Exercise prompt >>
Update the lines of the listing that start at the very first line and end with the line containing "tab-general[interactable]: General: [384, 135, 534, 191]", replacing "bounding boxes" with "coordinates" and leaving all else unchanged. Return only those lines.

****

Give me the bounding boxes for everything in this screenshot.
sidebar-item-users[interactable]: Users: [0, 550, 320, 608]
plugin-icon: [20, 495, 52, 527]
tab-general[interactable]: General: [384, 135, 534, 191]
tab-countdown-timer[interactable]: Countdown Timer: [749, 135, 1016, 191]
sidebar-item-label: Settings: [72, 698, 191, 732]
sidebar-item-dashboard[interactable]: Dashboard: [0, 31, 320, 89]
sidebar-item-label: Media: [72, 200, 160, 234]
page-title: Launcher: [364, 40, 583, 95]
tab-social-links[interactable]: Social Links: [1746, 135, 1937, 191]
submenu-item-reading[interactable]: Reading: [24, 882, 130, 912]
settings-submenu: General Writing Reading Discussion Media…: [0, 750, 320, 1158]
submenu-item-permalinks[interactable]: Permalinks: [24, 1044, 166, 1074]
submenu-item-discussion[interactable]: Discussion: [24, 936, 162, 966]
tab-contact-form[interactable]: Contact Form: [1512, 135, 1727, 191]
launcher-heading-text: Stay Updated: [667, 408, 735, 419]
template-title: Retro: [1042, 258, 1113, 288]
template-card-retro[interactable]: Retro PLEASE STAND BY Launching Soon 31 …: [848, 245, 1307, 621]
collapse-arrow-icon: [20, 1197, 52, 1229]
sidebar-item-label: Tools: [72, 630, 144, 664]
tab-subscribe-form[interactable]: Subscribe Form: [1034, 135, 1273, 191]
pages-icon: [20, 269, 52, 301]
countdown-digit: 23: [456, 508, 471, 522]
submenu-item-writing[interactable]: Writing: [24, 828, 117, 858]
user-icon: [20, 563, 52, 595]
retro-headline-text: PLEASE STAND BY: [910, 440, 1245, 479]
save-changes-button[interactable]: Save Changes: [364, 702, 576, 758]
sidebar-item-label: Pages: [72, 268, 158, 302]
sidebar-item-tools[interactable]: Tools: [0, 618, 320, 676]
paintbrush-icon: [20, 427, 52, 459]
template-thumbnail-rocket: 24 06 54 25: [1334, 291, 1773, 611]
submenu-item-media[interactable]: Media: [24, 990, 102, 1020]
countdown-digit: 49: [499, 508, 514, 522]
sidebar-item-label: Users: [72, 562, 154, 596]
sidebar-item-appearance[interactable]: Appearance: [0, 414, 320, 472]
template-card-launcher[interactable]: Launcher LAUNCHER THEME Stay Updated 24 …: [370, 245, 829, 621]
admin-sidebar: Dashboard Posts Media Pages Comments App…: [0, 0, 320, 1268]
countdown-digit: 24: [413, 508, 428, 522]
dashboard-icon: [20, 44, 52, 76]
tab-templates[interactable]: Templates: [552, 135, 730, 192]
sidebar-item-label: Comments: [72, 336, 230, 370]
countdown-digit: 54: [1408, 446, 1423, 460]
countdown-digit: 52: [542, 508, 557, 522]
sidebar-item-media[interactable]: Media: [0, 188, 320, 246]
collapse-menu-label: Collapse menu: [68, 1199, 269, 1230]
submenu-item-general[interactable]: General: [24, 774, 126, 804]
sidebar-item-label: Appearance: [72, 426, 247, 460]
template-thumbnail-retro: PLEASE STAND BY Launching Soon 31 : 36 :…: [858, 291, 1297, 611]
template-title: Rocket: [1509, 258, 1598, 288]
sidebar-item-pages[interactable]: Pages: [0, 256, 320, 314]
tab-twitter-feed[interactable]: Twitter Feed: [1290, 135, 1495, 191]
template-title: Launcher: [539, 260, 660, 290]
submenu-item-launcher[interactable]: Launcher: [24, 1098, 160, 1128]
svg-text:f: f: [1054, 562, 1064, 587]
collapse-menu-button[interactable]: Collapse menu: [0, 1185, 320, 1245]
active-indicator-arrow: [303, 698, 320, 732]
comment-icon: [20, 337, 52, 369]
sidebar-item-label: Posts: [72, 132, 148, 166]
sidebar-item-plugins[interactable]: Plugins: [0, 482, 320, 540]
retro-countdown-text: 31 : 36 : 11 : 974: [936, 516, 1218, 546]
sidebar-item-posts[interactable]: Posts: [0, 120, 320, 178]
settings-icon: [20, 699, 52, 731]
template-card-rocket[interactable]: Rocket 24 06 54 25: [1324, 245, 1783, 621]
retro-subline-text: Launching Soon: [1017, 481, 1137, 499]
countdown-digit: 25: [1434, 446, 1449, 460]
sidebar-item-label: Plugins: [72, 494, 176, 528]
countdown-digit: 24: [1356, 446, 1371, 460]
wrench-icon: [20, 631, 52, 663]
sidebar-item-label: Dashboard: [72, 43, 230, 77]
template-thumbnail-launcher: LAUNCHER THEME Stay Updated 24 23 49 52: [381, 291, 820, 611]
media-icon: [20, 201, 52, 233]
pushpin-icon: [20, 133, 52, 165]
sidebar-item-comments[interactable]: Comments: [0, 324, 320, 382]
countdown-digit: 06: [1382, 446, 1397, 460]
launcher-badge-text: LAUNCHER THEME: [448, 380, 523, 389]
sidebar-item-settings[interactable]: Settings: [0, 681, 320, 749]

****

Exercise answer >>
Give me the coordinates for everything in this screenshot.
sidebar-item-users[interactable]: Users: [0, 550, 320, 608]
plugin-icon: [20, 495, 52, 527]
tab-general[interactable]: General: [384, 135, 534, 191]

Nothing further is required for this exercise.